**GIVEN INSTRUCTION**
From the entries that follow, extract each line holding the string "носком".

**RECORDS FOR THIS EXERCISE**
__________________________________________________

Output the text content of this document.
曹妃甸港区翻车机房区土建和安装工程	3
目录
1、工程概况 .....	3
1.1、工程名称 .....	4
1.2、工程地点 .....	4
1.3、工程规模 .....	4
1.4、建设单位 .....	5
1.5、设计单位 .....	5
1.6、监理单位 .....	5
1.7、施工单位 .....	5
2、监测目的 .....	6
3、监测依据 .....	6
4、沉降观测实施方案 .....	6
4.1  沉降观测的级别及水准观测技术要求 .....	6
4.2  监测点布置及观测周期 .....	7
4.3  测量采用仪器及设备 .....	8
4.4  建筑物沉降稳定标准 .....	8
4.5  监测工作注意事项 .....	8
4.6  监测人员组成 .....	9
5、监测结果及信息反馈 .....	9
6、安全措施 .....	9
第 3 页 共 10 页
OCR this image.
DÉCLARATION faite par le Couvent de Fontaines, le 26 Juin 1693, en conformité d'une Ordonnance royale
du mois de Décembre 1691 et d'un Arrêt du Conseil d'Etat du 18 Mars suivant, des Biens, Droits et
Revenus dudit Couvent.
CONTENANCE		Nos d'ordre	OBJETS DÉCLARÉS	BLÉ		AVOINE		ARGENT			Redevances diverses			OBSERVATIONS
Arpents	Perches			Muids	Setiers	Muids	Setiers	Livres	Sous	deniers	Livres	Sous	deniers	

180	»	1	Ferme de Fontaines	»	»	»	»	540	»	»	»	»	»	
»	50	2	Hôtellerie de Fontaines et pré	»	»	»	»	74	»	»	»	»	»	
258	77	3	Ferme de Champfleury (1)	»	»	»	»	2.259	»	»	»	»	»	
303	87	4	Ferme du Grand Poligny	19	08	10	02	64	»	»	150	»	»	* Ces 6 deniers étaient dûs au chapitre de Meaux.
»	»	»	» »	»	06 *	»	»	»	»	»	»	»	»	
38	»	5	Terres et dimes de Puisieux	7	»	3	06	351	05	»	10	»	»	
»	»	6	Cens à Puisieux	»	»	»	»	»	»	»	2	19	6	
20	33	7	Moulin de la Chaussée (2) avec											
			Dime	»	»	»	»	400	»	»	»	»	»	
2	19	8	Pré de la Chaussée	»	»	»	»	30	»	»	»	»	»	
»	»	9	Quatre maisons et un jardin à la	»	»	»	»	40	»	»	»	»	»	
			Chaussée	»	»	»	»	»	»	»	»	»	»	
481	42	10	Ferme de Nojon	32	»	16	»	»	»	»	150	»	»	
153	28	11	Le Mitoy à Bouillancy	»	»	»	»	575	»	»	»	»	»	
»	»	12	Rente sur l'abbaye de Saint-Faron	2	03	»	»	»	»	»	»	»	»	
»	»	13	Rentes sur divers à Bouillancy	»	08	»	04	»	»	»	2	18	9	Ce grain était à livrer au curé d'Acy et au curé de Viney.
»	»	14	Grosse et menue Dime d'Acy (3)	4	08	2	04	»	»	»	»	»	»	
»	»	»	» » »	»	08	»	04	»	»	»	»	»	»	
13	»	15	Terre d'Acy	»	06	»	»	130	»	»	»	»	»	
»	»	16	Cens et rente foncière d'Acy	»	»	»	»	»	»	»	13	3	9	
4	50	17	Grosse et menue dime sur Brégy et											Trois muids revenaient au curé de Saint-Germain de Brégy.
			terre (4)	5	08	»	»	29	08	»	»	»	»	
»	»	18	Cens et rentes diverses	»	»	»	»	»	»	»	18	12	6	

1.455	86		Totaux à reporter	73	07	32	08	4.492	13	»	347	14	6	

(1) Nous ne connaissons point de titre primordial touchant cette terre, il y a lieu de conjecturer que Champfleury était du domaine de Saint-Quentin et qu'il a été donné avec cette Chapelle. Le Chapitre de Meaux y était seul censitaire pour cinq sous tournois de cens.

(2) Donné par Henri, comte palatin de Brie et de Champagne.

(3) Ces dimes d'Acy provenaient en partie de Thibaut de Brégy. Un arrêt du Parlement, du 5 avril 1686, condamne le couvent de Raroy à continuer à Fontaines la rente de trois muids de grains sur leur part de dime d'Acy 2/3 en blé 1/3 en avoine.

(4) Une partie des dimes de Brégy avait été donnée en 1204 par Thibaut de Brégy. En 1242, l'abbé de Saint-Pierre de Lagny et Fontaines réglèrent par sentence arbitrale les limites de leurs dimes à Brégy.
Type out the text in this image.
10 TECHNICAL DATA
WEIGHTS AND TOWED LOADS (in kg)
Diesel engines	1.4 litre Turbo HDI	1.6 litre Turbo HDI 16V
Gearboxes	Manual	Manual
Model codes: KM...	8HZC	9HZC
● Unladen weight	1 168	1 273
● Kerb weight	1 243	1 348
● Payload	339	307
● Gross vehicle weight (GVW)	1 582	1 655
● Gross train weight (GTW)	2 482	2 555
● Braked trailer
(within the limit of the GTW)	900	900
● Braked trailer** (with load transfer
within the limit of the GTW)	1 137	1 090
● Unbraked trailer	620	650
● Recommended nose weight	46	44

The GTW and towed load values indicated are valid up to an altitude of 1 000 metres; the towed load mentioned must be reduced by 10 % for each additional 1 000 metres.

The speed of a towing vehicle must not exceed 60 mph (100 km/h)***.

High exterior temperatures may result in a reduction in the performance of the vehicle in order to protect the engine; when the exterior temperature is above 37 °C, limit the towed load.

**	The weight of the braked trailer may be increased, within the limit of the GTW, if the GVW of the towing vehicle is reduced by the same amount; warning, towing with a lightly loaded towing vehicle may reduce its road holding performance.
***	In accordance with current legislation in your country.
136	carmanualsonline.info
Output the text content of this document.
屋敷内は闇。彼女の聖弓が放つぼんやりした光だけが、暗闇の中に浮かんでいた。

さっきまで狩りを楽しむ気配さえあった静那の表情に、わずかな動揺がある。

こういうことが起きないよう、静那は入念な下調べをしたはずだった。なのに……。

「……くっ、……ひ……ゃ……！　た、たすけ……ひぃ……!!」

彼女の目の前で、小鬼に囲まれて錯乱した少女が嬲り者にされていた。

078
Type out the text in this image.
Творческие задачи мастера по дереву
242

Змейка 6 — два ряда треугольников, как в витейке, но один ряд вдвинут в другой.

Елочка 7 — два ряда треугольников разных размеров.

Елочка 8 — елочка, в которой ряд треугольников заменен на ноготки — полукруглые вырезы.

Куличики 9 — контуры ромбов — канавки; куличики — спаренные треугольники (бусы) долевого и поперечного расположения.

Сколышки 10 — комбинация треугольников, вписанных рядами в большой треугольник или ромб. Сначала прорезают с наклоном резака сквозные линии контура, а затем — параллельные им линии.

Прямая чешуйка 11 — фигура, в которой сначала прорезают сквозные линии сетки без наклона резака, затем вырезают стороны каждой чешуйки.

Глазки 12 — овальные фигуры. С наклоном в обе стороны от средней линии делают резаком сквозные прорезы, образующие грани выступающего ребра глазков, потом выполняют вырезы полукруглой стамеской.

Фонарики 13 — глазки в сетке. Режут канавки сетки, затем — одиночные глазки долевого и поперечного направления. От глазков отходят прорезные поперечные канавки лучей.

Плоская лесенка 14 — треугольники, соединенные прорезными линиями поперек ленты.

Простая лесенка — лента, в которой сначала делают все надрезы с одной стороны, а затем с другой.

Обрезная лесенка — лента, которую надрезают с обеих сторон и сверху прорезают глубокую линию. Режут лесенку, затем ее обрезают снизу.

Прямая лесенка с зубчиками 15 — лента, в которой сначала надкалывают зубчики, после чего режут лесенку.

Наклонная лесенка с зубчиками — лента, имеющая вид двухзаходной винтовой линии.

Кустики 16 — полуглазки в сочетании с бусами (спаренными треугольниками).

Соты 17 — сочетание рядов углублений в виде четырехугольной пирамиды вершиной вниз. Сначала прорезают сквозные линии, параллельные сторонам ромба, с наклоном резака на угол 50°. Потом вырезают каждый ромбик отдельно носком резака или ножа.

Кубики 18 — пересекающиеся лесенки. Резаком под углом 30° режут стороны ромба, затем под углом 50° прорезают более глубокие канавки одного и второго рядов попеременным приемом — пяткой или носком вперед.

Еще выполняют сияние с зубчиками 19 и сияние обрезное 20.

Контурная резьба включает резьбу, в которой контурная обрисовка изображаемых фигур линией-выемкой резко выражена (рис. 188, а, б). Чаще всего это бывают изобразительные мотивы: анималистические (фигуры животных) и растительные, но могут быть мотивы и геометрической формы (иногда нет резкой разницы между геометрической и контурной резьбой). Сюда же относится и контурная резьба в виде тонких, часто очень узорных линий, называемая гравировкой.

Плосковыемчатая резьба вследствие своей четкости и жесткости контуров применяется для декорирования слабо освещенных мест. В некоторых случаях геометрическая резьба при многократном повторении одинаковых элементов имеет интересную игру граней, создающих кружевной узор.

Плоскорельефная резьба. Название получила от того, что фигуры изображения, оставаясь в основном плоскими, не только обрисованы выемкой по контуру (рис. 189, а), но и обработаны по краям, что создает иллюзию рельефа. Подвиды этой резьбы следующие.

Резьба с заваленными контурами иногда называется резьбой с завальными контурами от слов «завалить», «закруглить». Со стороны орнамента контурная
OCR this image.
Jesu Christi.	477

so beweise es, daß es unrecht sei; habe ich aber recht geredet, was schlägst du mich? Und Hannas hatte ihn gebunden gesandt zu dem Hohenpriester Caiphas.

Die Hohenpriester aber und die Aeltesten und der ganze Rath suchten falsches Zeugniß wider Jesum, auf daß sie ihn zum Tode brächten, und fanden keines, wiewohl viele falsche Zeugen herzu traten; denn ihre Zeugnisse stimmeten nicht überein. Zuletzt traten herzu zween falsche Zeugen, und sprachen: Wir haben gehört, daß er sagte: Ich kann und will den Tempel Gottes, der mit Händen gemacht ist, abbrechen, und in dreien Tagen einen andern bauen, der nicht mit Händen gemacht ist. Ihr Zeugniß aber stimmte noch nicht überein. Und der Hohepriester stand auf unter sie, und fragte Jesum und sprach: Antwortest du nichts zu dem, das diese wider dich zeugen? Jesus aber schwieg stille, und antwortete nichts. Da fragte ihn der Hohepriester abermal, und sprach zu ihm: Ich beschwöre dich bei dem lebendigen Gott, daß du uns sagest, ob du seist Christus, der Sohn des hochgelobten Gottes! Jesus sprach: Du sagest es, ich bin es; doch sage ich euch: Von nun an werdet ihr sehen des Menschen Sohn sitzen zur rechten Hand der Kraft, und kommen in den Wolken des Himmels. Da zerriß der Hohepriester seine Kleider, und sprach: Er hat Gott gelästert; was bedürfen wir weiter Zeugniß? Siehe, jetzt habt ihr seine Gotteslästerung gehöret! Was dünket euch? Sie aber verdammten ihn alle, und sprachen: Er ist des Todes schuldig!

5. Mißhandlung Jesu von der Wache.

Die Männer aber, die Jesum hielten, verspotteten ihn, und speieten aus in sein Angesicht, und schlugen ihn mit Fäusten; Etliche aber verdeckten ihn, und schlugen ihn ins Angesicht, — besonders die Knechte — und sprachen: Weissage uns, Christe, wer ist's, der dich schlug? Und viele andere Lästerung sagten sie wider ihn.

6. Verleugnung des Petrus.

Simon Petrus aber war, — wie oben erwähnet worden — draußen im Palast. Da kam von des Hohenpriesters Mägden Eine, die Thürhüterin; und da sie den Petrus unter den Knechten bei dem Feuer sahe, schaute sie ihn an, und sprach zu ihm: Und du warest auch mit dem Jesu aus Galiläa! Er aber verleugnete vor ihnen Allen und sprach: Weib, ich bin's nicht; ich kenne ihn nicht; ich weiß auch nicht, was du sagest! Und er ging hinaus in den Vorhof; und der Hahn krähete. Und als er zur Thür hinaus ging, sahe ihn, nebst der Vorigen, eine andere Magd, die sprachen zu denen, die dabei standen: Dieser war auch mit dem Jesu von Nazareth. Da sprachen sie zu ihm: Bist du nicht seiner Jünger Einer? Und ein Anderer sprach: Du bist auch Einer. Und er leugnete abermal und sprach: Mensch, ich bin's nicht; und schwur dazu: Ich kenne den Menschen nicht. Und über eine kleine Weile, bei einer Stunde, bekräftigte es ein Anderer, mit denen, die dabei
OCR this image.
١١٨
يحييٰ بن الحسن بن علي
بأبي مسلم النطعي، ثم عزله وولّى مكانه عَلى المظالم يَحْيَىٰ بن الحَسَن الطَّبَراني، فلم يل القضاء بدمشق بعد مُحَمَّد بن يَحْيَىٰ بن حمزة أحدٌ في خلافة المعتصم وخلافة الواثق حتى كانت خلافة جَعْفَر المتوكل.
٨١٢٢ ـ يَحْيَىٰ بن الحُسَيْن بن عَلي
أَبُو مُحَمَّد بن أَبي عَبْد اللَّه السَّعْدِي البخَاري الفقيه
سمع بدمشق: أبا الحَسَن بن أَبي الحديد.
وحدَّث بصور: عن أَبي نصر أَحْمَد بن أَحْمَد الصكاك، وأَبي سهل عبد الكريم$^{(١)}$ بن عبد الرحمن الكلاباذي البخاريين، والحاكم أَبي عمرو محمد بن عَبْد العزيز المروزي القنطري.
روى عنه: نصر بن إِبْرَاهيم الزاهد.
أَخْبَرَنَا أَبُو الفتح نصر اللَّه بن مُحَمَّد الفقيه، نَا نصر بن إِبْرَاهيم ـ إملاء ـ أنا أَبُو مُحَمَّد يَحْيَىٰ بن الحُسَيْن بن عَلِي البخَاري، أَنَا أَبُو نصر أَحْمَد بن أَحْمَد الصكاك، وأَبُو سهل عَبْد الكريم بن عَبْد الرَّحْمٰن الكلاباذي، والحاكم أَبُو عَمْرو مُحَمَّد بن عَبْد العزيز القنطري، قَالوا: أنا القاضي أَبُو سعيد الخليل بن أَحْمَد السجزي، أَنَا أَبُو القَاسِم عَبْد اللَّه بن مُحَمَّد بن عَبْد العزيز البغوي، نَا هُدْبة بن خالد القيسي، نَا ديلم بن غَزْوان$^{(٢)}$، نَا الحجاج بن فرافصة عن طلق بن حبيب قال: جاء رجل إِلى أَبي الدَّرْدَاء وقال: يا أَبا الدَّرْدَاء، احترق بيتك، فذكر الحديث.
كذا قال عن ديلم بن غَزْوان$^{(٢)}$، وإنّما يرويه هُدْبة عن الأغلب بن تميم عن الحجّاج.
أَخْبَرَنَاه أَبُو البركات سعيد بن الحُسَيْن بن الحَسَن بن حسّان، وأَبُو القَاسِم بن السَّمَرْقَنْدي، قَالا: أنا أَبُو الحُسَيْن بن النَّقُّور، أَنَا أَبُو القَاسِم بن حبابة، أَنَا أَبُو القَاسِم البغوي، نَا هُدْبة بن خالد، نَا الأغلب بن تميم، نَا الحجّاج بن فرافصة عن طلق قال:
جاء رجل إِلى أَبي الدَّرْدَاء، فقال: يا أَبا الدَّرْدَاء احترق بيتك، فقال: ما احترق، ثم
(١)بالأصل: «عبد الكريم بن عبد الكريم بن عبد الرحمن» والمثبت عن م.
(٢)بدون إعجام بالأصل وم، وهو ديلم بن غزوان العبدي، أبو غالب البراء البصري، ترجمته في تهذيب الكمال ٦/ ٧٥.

__________________________________________________

**TASK RESULT**
Соты 17 — сочетание рядов углублений в виде четырехугольной пирамиды вершиной вниз. Сначала прорезают сквозные линии, параллельные сторонам ромба, с наклоном резака на угол 50°. Потом вырезают каждый ромбик отдельно носком резака или ножа.
Кубики 18 — пересекающиеся лесенки. Резаком под углом 30° режут стороны ромба, затем под углом 50° прорезают более глубокие канавки одного и второго рядов попеременным приемом — пяткой или носком вперед.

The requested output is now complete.